Leaving out every picture, quote the data below exactly as it appears.

■ The records:
==*==

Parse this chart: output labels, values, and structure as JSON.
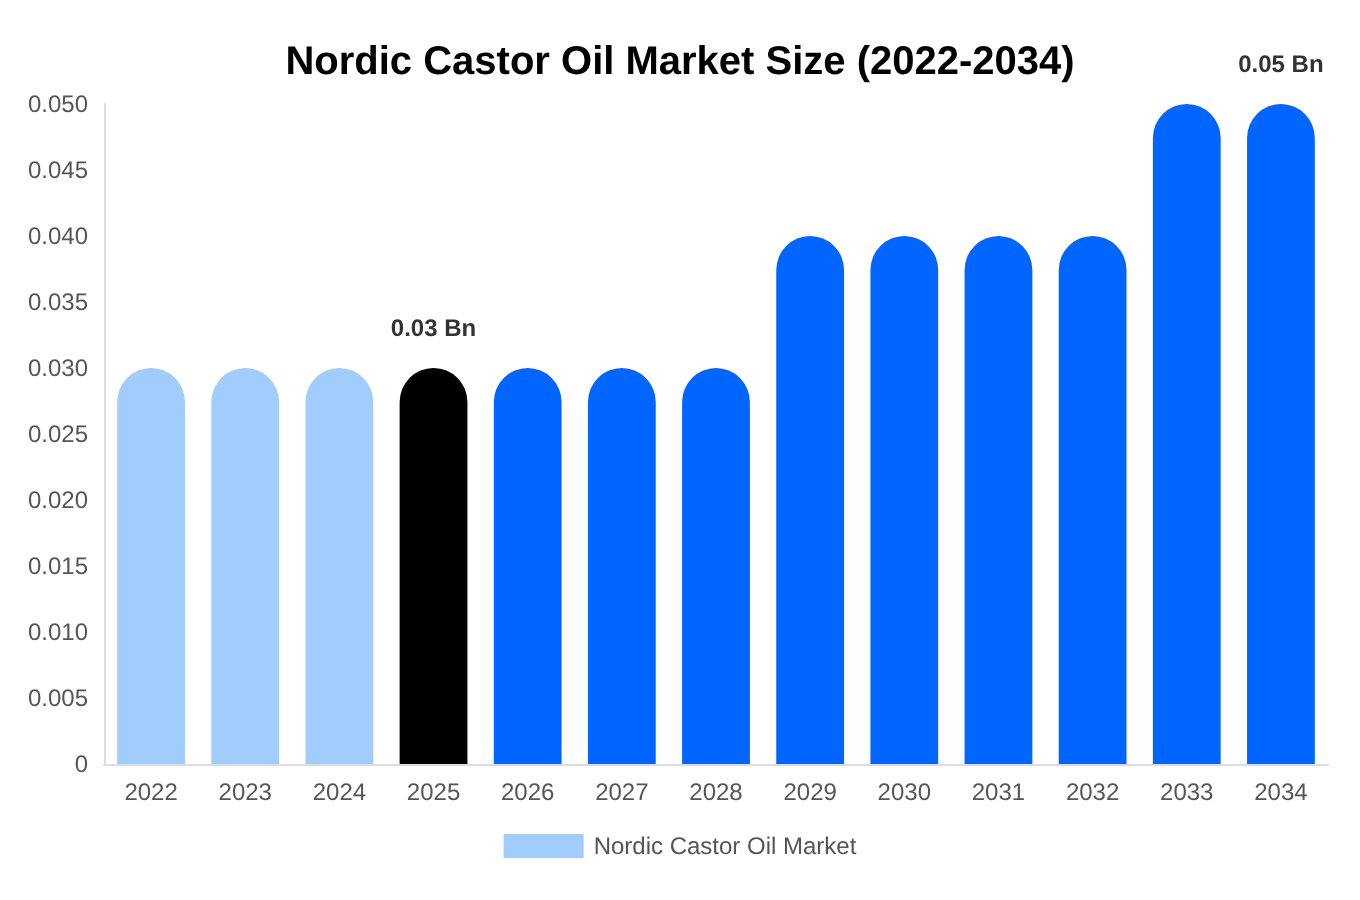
{
  "chart_data": {
    "type": "bar",
    "title": "Nordic Castor Oil Market Size (2022-2034)",
    "categories": [
      "2022",
      "2023",
      "2024",
      "2025",
      "2026",
      "2027",
      "2028",
      "2029",
      "2030",
      "2031",
      "2032",
      "2033",
      "2034"
    ],
    "series": [
      {
        "name": "Nordic Castor Oil Market",
        "color": "#a0cdfc",
        "values": [
          0.03,
          0.03,
          0.03,
          0.03,
          0.03,
          0.03,
          0.03,
          0.04,
          0.04,
          0.04,
          0.04,
          0.05,
          0.05
        ],
        "colors": [
          "#a0cdfc",
          "#a0cdfc",
          "#a0cdfc",
          "#000000",
          "#0066ff",
          "#0066ff",
          "#0066ff",
          "#0066ff",
          "#0066ff",
          "#0066ff",
          "#0066ff",
          "#0066ff",
          "#0066ff"
        ],
        "value_labels": [
          null,
          null,
          null,
          "0.03 Bn",
          null,
          null,
          null,
          null,
          null,
          null,
          null,
          null,
          "0.05 Bn"
        ]
      }
    ],
    "ylim": [
      0,
      0.05
    ],
    "yticks": [
      0,
      0.005,
      {
        "value": 0.01,
        "label": "0.010"
      },
      0.015,
      {
        "value": 0.02,
        "label": "0.020"
      },
      0.025,
      {
        "value": 0.03,
        "label": "0.030"
      },
      0.035,
      {
        "value": 0.04,
        "label": "0.040"
      },
      0.045,
      {
        "value": 0.05,
        "label": "0.050"
      }
    ],
    "grid": false,
    "legend": "bottom"
  }
}
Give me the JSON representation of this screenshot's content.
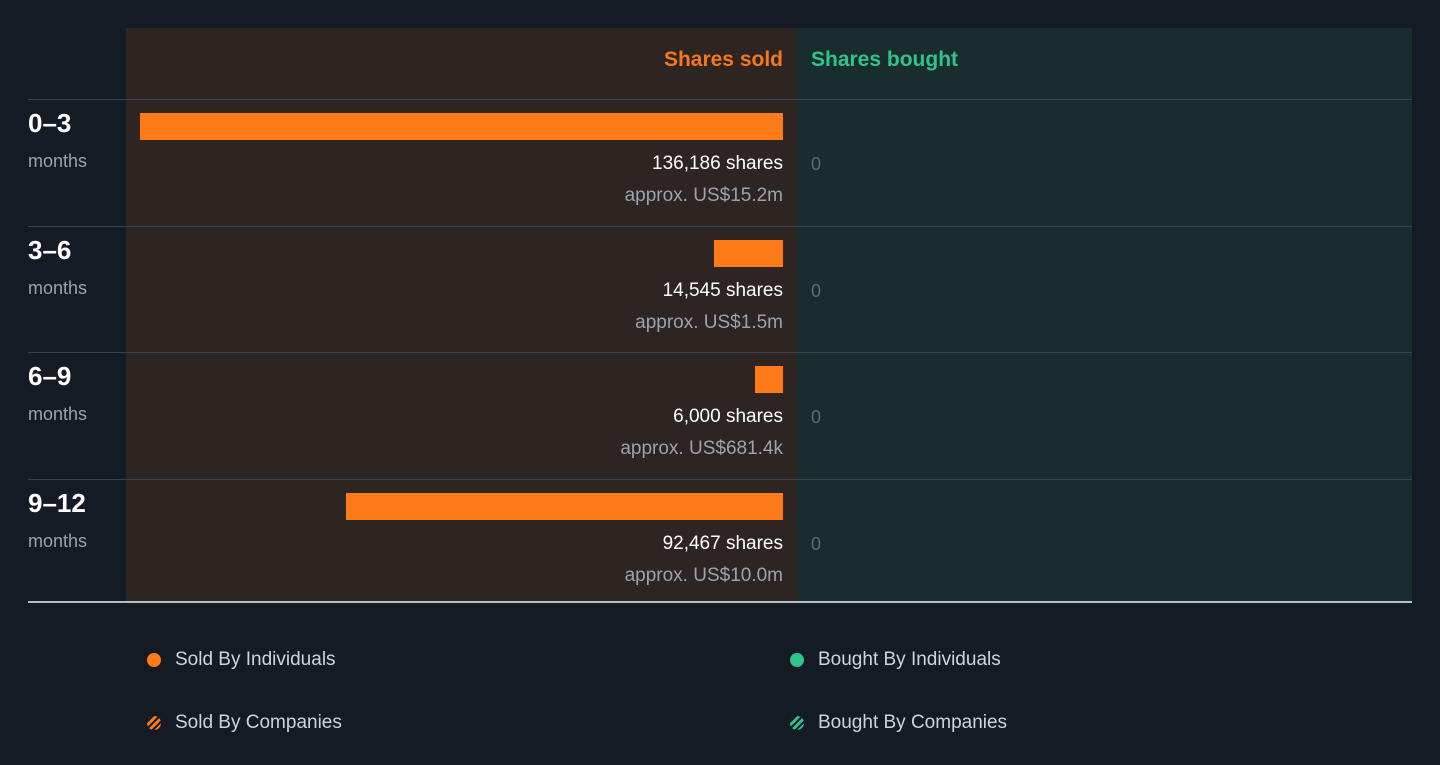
{
  "chart_data": {
    "type": "bar",
    "orientation": "horizontal",
    "columns": {
      "sold_header": "Shares sold",
      "bought_header": "Shares bought"
    },
    "categories": [
      {
        "period": "0–3",
        "unit": "months"
      },
      {
        "period": "3–6",
        "unit": "months"
      },
      {
        "period": "6–9",
        "unit": "months"
      },
      {
        "period": "9–12",
        "unit": "months"
      }
    ],
    "series": [
      {
        "name": "Shares sold",
        "values": [
          136186,
          14545,
          6000,
          92467
        ],
        "labels": [
          "136,186 shares",
          "14,545 shares",
          "6,000 shares",
          "92,467 shares"
        ],
        "approx": [
          "approx. US$15.2m",
          "approx. US$1.5m",
          "approx. US$681.4k",
          "approx. US$10.0m"
        ],
        "color": "#ff7b17"
      },
      {
        "name": "Shares bought",
        "values": [
          0,
          0,
          0,
          0
        ],
        "labels": [
          "0",
          "0",
          "0",
          "0"
        ],
        "color": "#2fc48a"
      }
    ],
    "legend": [
      {
        "label": "Sold By Individuals",
        "color": "#ff7b17",
        "style": "solid"
      },
      {
        "label": "Bought By Individuals",
        "color": "#2fc48a",
        "style": "solid"
      },
      {
        "label": "Sold By Companies",
        "color": "#ff7b17",
        "style": "hatched"
      },
      {
        "label": "Bought By Companies",
        "color": "#2fc48a",
        "style": "hatched"
      }
    ],
    "legend_position": "bottom"
  }
}
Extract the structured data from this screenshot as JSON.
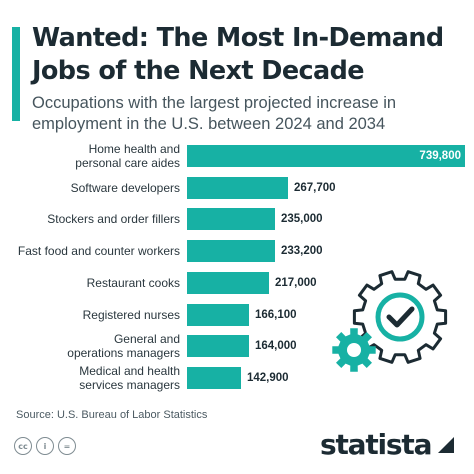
{
  "title": "Wanted: The Most In-Demand Jobs of the Next Decade",
  "subtitle": "Occupations with the largest projected increase in employment in the U.S. between 2024 and 2034",
  "source": "Source: U.S. Bureau of Labor Statistics",
  "brand": "statista",
  "license_icons": [
    "cc",
    "attribution",
    "no-derivatives"
  ],
  "colors": {
    "bar": "#17b1a4",
    "accent": "#17b1a4",
    "gear": "#17b1a4",
    "gear_outline": "#1c2b33"
  },
  "chart_data": {
    "type": "bar",
    "orientation": "horizontal",
    "categories": [
      "Home health and\npersonal care aides",
      "Software developers",
      "Stockers and order fillers",
      "Fast food and counter workers",
      "Restaurant cooks",
      "Registered nurses",
      "General and\noperations managers",
      "Medical and health\nservices managers"
    ],
    "values": [
      739800,
      267700,
      235000,
      233200,
      217000,
      166100,
      164000,
      142900
    ],
    "value_labels": [
      "739,800",
      "267,700",
      "235,000",
      "233,200",
      "217,000",
      "166,100",
      "164,000",
      "142,900"
    ],
    "xlim": [
      0,
      739800
    ],
    "grid": false,
    "legend": "none"
  }
}
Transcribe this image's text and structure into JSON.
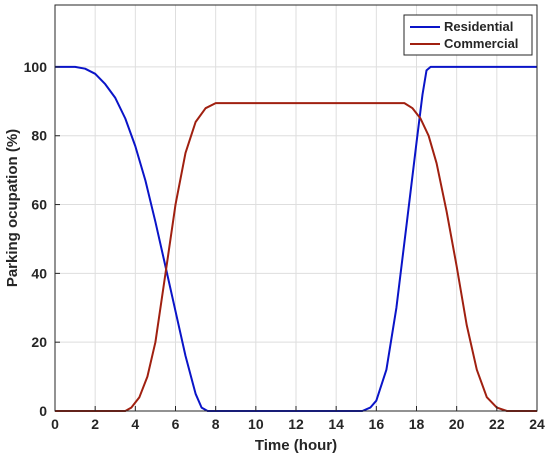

==*==

■ Output below:
Parse this chart: output labels, values, and structure as JSON.
{
  "chart_data": {
    "type": "bar",
    "title": "Nordic Castor Oil Market Size (2022-2034)",
    "categories": [
      "2022",
      "2023",
      "2024",
      "2025",
      "2026",
      "2027",
      "2028",
      "2029",
      "2030",
      "2031",
      "2032",
      "2033",
      "2034"
    ],
    "series": [
      {
        "name": "Nordic Castor Oil Market",
        "color": "#a0cdfc",
        "values": [
          0.03,
          0.03,
          0.03,
          0.03,
          0.03,
          0.03,
          0.03,
          0.04,
          0.04,
          0.04,
          0.04,
          0.05,
          0.05
        ],
        "colors": [
          "#a0cdfc",
          "#a0cdfc",
          "#a0cdfc",
          "#000000",
          "#0066ff",
          "#0066ff",
          "#0066ff",
          "#0066ff",
          "#0066ff",
          "#0066ff",
          "#0066ff",
          "#0066ff",
          "#0066ff"
        ],
        "value_labels": [
          null,
          null,
          null,
          "0.03 Bn",
          null,
          null,
          null,
          null,
          null,
          null,
          null,
          null,
          "0.05 Bn"
        ]
      }
    ],
    "ylim": [
      0,
      0.05
    ],
    "yticks": [
      0,
      0.005,
      {
        "value": 0.01,
        "label": "0.010"
      },
      0.015,
      {
        "value": 0.02,
        "label": "0.020"
      },
      0.025,
      {
        "value": 0.03,
        "label": "0.030"
      },
      0.035,
      {
        "value": 0.04,
        "label": "0.040"
      },
      0.045,
      {
        "value": 0.05,
        "label": "0.050"
      }
    ],
    "grid": false,
    "legend": "bottom"
  }
}
Give me the JSON representation of this screenshot's content.
{
  "chart_data": {
    "type": "bar",
    "orientation": "horizontal",
    "columns": {
      "sold_header": "Shares sold",
      "bought_header": "Shares bought"
    },
    "categories": [
      {
        "period": "0–3",
        "unit": "months"
      },
      {
        "period": "3–6",
        "unit": "months"
      },
      {
        "period": "6–9",
        "unit": "months"
      },
      {
        "period": "9–12",
        "unit": "months"
      }
    ],
    "series": [
      {
        "name": "Shares sold",
        "values": [
          136186,
          14545,
          6000,
          92467
        ],
        "labels": [
          "136,186 shares",
          "14,545 shares",
          "6,000 shares",
          "92,467 shares"
        ],
        "approx": [
          "approx. US$15.2m",
          "approx. US$1.5m",
          "approx. US$681.4k",
          "approx. US$10.0m"
        ],
        "color": "#ff7b17"
      },
      {
        "name": "Shares bought",
        "values": [
          0,
          0,
          0,
          0
        ],
        "labels": [
          "0",
          "0",
          "0",
          "0"
        ],
        "color": "#2fc48a"
      }
    ],
    "legend": [
      {
        "label": "Sold By Individuals",
        "color": "#ff7b17",
        "style": "solid"
      },
      {
        "label": "Bought By Individuals",
        "color": "#2fc48a",
        "style": "solid"
      },
      {
        "label": "Sold By Companies",
        "color": "#ff7b17",
        "style": "hatched"
      },
      {
        "label": "Bought By Companies",
        "color": "#2fc48a",
        "style": "hatched"
      }
    ],
    "legend_position": "bottom"
  }
}
Extract the structured data from this screenshot as JSON.
{
  "title": "Wanted: The Most In-Demand Jobs of the Next Decade",
  "subtitle": "Occupations with the largest projected increase in employment in the U.S. between 2024 and 2034",
  "source": "Source: U.S. Bureau of Labor Statistics",
  "brand": "statista",
  "license_icons": [
    "cc",
    "attribution",
    "no-derivatives"
  ],
  "colors": {
    "bar": "#17b1a4",
    "accent": "#17b1a4",
    "gear": "#17b1a4",
    "gear_outline": "#1c2b33"
  },
  "chart_data": {
    "type": "bar",
    "orientation": "horizontal",
    "categories": [
      "Home health and\npersonal care aides",
      "Software developers",
      "Stockers and order fillers",
      "Fast food and counter workers",
      "Restaurant cooks",
      "Registered nurses",
      "General and\noperations managers",
      "Medical and health\nservices managers"
    ],
    "values": [
      739800,
      267700,
      235000,
      233200,
      217000,
      166100,
      164000,
      142900
    ],
    "value_labels": [
      "739,800",
      "267,700",
      "235,000",
      "233,200",
      "217,000",
      "166,100",
      "164,000",
      "142,900"
    ],
    "xlim": [
      0,
      739800
    ],
    "grid": false,
    "legend": "none"
  }
}
Transcribe this image's text and structure into JSON.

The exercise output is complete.